Without the pictures, output the records below word for word.

# start of Entries provided

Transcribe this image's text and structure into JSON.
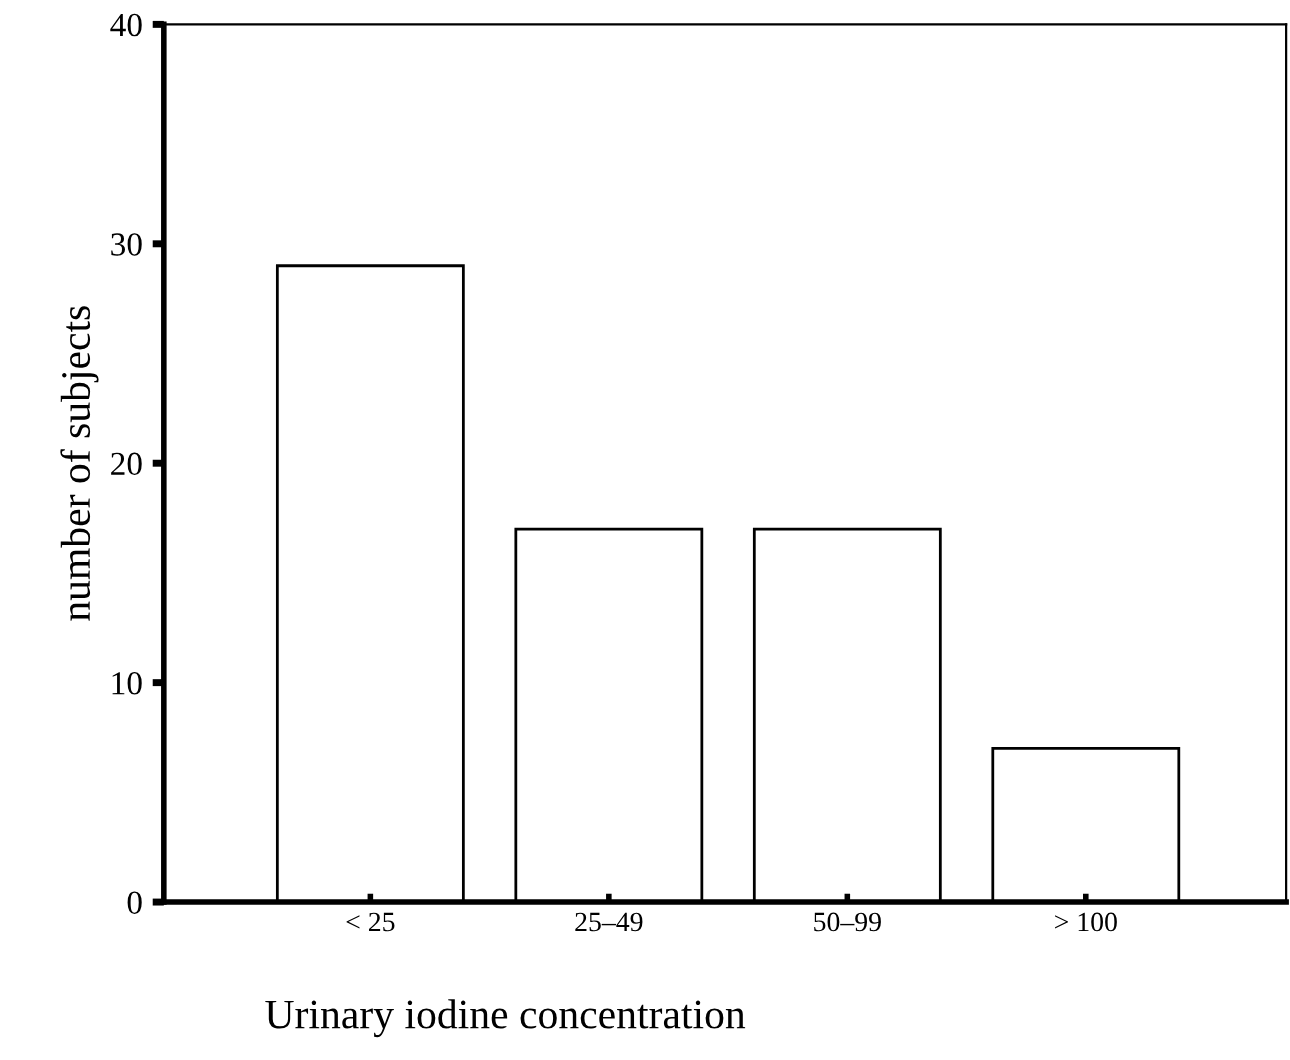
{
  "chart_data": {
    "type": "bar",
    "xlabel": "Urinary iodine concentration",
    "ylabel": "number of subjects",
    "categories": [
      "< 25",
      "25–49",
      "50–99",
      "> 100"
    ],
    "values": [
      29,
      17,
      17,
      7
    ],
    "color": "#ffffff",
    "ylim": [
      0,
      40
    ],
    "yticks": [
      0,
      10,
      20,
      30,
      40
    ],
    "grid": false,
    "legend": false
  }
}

# end of Entries provided

## Response
Transcribe this image's text and structure into JSON.
{
  "chart_data": {
    "type": "bar",
    "xlabel": "Urinary iodine concentration",
    "ylabel": "number of subjects",
    "categories": [
      "< 25",
      "25–49",
      "50–99",
      "> 100"
    ],
    "values": [
      29,
      17,
      17,
      7
    ],
    "color": "#ffffff",
    "ylim": [
      0,
      40
    ],
    "yticks": [
      0,
      10,
      20,
      30,
      40
    ],
    "grid": false,
    "legend": false
  }
}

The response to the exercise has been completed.